DIRECTIONS
Would you output the whole listing below, exactly as it reads?

DATA TO PROCESS start

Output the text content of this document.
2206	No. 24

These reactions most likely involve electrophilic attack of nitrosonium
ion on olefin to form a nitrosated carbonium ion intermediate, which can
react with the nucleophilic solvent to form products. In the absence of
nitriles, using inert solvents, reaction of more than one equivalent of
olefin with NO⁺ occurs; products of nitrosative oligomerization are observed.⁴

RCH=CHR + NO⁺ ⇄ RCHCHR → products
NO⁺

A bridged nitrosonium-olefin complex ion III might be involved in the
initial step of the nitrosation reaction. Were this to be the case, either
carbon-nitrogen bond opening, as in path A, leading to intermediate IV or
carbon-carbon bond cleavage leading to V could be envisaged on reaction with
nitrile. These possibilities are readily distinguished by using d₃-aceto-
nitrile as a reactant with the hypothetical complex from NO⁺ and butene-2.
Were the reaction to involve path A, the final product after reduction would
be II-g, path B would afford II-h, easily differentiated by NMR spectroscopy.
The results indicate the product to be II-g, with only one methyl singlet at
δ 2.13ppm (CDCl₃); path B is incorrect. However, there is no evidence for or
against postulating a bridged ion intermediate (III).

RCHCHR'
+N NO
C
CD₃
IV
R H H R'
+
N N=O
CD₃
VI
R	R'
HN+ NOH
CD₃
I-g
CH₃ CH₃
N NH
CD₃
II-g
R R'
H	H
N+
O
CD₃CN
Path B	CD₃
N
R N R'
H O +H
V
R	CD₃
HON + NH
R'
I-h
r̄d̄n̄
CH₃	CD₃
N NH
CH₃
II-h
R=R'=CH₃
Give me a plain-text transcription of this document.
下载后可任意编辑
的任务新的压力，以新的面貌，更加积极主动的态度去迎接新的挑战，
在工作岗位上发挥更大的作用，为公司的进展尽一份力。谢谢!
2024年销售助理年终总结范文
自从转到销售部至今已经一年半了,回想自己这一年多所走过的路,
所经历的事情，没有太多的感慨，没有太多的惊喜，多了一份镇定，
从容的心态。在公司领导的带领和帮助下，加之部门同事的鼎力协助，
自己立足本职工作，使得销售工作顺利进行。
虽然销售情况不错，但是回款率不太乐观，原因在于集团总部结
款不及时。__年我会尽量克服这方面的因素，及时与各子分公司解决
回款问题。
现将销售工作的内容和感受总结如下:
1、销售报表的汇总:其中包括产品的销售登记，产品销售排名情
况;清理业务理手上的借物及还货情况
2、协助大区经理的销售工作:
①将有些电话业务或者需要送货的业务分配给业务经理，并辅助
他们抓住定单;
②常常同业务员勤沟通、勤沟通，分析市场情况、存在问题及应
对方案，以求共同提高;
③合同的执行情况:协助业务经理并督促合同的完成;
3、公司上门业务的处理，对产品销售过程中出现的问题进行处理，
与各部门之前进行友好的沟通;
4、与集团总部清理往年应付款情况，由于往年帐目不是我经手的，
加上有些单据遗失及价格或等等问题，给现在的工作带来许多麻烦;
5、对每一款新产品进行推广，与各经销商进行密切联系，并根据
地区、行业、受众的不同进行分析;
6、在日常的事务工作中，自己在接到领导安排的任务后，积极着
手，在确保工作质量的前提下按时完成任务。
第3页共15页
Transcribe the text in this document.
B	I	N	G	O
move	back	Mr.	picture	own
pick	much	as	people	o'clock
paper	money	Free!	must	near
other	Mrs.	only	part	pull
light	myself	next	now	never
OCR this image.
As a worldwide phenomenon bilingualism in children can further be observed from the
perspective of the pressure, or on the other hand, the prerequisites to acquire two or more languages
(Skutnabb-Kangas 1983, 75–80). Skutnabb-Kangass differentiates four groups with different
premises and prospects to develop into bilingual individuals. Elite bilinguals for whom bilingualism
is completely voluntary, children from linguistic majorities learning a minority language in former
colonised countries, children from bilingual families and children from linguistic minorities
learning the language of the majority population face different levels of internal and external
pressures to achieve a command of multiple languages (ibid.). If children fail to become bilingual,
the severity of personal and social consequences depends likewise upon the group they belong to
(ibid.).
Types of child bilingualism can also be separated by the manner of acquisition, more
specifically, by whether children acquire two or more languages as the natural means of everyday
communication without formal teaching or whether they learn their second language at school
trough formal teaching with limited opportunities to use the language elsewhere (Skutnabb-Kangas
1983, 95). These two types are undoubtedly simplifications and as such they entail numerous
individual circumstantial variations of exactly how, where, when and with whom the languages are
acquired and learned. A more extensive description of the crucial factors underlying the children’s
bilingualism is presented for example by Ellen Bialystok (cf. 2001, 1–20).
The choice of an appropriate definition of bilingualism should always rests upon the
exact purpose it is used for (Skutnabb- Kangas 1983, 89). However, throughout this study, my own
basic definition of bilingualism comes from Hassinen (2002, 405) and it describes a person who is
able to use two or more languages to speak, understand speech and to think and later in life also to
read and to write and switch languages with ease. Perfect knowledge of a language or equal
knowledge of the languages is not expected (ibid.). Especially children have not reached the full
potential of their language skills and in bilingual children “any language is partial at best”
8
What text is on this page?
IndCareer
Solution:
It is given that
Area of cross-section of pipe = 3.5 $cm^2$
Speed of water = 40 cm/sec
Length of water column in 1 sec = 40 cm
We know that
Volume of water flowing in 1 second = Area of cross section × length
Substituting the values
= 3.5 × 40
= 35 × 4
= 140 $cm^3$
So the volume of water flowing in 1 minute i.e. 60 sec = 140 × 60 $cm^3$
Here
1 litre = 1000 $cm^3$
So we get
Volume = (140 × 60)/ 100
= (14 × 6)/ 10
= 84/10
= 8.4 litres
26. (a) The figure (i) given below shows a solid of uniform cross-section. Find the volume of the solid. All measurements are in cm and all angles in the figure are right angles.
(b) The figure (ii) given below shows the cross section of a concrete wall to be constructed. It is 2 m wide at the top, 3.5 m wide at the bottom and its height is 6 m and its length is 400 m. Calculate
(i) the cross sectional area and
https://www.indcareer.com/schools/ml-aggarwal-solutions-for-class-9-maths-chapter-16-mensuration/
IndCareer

DATA TO PROCESS end

REPLY TO THE EXERCISE
Output the text content of this document.
2206	No. 24

These reactions most likely involve electrophilic attack of nitrosonium
ion on olefin to form a nitrosated carbonium ion intermediate, which can
react with the nucleophilic solvent to form products. In the absence of
nitriles, using inert solvents, reaction of more than one equivalent of
olefin with NO⁺ occurs; products of nitrosative oligomerization are observed.⁴

RCH=CHR + NO⁺ ⇄ RCHCHR → products
NO⁺

A bridged nitrosonium-olefin complex ion III might be involved in the
initial step of the nitrosation reaction. Were this to be the case, either
carbon-nitrogen bond opening, as in path A, leading to intermediate IV or
carbon-carbon bond cleavage leading to V could be envisaged on reaction with
nitrile. These possibilities are readily distinguished by using d₃-aceto-
nitrile as a reactant with the hypothetical complex from NO⁺ and butene-2.
Were the reaction to involve path A, the final product after reduction would
be II-g, path B would afford II-h, easily differentiated by NMR spectroscopy.
The results indicate the product to be II-g, with only one methyl singlet at
δ 2.13ppm (CDCl₃); path B is incorrect. However, there is no evidence for or
against postulating a bridged ion intermediate (III).

RCHCHR'
+N NO
C
CD₃
IV
R H H R'
+
N N=O
CD₃
VI
R	R'
HN+ NOH
CD₃
I-g
CH₃ CH₃
N NH
CD₃
II-g
R R'
H	H
N+
O
CD₃CN
Path B	CD₃
N
R N R'
H O +H
V
R	CD₃
HON + NH
R'
I-h
r̄d̄n̄
CH₃	CD₃
N NH
CH₃
II-h
R=R'=CH₃
Give me a plain-text transcription of this document.
下载后可任意编辑
的任务新的压力，以新的面貌，更加积极主动的态度去迎接新的挑战，
在工作岗位上发挥更大的作用，为公司的进展尽一份力。谢谢!
2024年销售助理年终总结范文
自从转到销售部至今已经一年半了,回想自己这一年多所走过的路,
所经历的事情，没有太多的感慨，没有太多的惊喜，多了一份镇定，
从容的心态。在公司领导的带领和帮助下，加之部门同事的鼎力协助，
自己立足本职工作，使得销售工作顺利进行。
虽然销售情况不错，但是回款率不太乐观，原因在于集团总部结
款不及时。__年我会尽量克服这方面的因素，及时与各子分公司解决
回款问题。
现将销售工作的内容和感受总结如下:
1、销售报表的汇总:其中包括产品的销售登记，产品销售排名情
况;清理业务理手上的借物及还货情况
2、协助大区经理的销售工作:
①将有些电话业务或者需要送货的业务分配给业务经理，并辅助
他们抓住定单;
②常常同业务员勤沟通、勤沟通，分析市场情况、存在问题及应
对方案，以求共同提高;
③合同的执行情况:协助业务经理并督促合同的完成;
3、公司上门业务的处理，对产品销售过程中出现的问题进行处理，
与各部门之前进行友好的沟通;
4、与集团总部清理往年应付款情况，由于往年帐目不是我经手的，
加上有些单据遗失及价格或等等问题，给现在的工作带来许多麻烦;
5、对每一款新产品进行推广，与各经销商进行密切联系，并根据
地区、行业、受众的不同进行分析;
6、在日常的事务工作中，自己在接到领导安排的任务后，积极着
手，在确保工作质量的前提下按时完成任务。
第3页共15页
Transcribe the text in this document.
B	I	N	G	O
move	back	Mr.	picture	own
pick	much	as	people	o'clock
paper	money	Free!	must	near
other	Mrs.	only	part	pull
light	myself	next	now	never
OCR this image.
As a worldwide phenomenon bilingualism in children can further be observed from the
perspective of the pressure, or on the other hand, the prerequisites to acquire two or more languages
(Skutnabb-Kangas 1983, 75–80). Skutnabb-Kangass differentiates four groups with different
premises and prospects to develop into bilingual individuals. Elite bilinguals for whom bilingualism
is completely voluntary, children from linguistic majorities learning a minority language in former
colonised countries, children from bilingual families and children from linguistic minorities
learning the language of the majority population face different levels of internal and external
pressures to achieve a command of multiple languages (ibid.). If children fail to become bilingual,
the severity of personal and social consequences depends likewise upon the group they belong to
(ibid.).
Types of child bilingualism can also be separated by the manner of acquisition, more
specifically, by whether children acquire two or more languages as the natural means of everyday
communication without formal teaching or whether they learn their second language at school
trough formal teaching with limited opportunities to use the language elsewhere (Skutnabb-Kangas
1983, 95). These two types are undoubtedly simplifications and as such they entail numerous
individual circumstantial variations of exactly how, where, when and with whom the languages are
acquired and learned. A more extensive description of the crucial factors underlying the children’s
bilingualism is presented for example by Ellen Bialystok (cf. 2001, 1–20).
The choice of an appropriate definition of bilingualism should always rests upon the
exact purpose it is used for (Skutnabb- Kangas 1983, 89). However, throughout this study, my own
basic definition of bilingualism comes from Hassinen (2002, 405) and it describes a person who is
able to use two or more languages to speak, understand speech and to think and later in life also to
read and to write and switch languages with ease. Perfect knowledge of a language or equal
knowledge of the languages is not expected (ibid.). Especially children have not reached the full
potential of their language skills and in bilingual children “any language is partial at best”
8
What text is on this page?
IndCareer
Solution:
It is given that
Area of cross-section of pipe = 3.5 $cm^2$
Speed of water = 40 cm/sec
Length of water column in 1 sec = 40 cm
We know that
Volume of water flowing in 1 second = Area of cross section × length
Substituting the values
= 3.5 × 40
= 35 × 4
= 140 $cm^3$
So the volume of water flowing in 1 minute i.e. 60 sec = 140 × 60 $cm^3$
Here
1 litre = 1000 $cm^3$
So we get
Volume = (140 × 60)/ 100
= (14 × 6)/ 10
= 84/10
= 8.4 litres
26. (a) The figure (i) given below shows a solid of uniform cross-section. Find the volume of the solid. All measurements are in cm and all angles in the figure are right angles.
(b) The figure (ii) given below shows the cross section of a concrete wall to be constructed. It is 2 m wide at the top, 3.5 m wide at the bottom and its height is 6 m and its length is 400 m. Calculate
(i) the cross sectional area and
https://www.indcareer.com/schools/ml-aggarwal-solutions-for-class-9-maths-chapter-16-mensuration/
IndCareer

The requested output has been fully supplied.